Required task: Type out the complete listing below word for word, without its pictures.

Excerpt from a dataset:
□ □ □

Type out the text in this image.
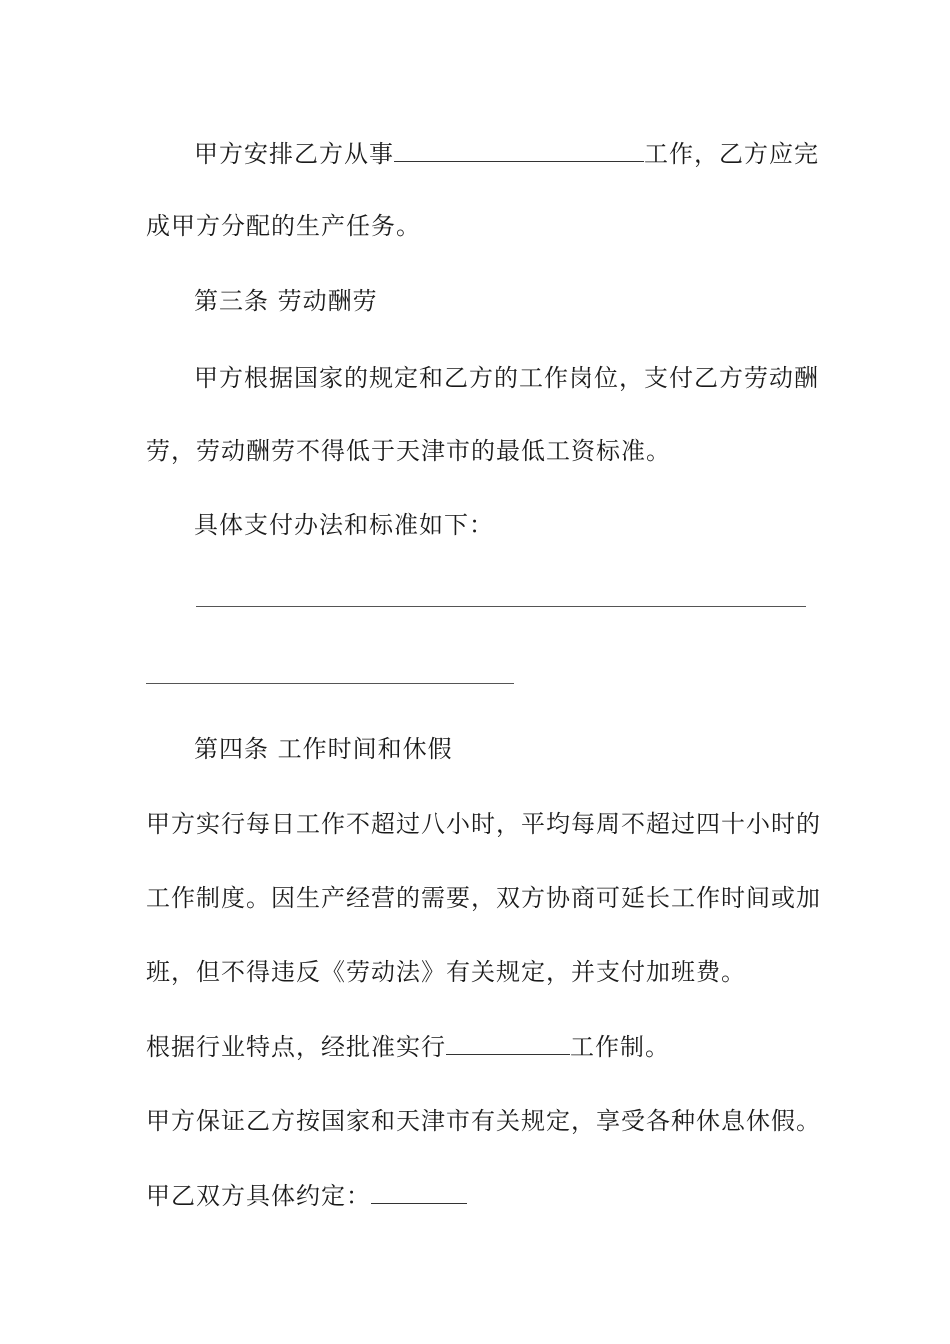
甲方安排乙方从事	工作，乙方应完
成甲方分配的生产任务。
第三条 劳动酬劳
甲方根据国家的规定和乙方的工作岗位，支付乙方劳动酬
劳，劳动酬劳不得低于天津市的最低工资标准。
具体支付办法和标准如下：
第四条 工作时间和休假
甲方实行每日工作不超过八小时，平均每周不超过四十小时的
工作制度。因生产经营的需要，双方协商可延长工作时间或加
班，但不得违反《劳动法》有关规定，并支付加班费。
根据行业特点，经批准实行	工作制。
甲方保证乙方按国家和天津市有关规定，享受各种休息休假。
甲乙双方具体约定：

□ □ □

The output:
Type out the text in this image.
甲方安排乙方从事	工作，乙方应完
成甲方分配的生产任务。
第三条 劳动酬劳
甲方根据国家的规定和乙方的工作岗位，支付乙方劳动酬
劳，劳动酬劳不得低于天津市的最低工资标准。
具体支付办法和标准如下：
第四条 工作时间和休假
甲方实行每日工作不超过八小时，平均每周不超过四十小时的
工作制度。因生产经营的需要，双方协商可延长工作时间或加
班，但不得违反《劳动法》有关规定，并支付加班费。
根据行业特点，经批准实行	工作制。
甲方保证乙方按国家和天津市有关规定，享受各种休息休假。
甲乙双方具体约定：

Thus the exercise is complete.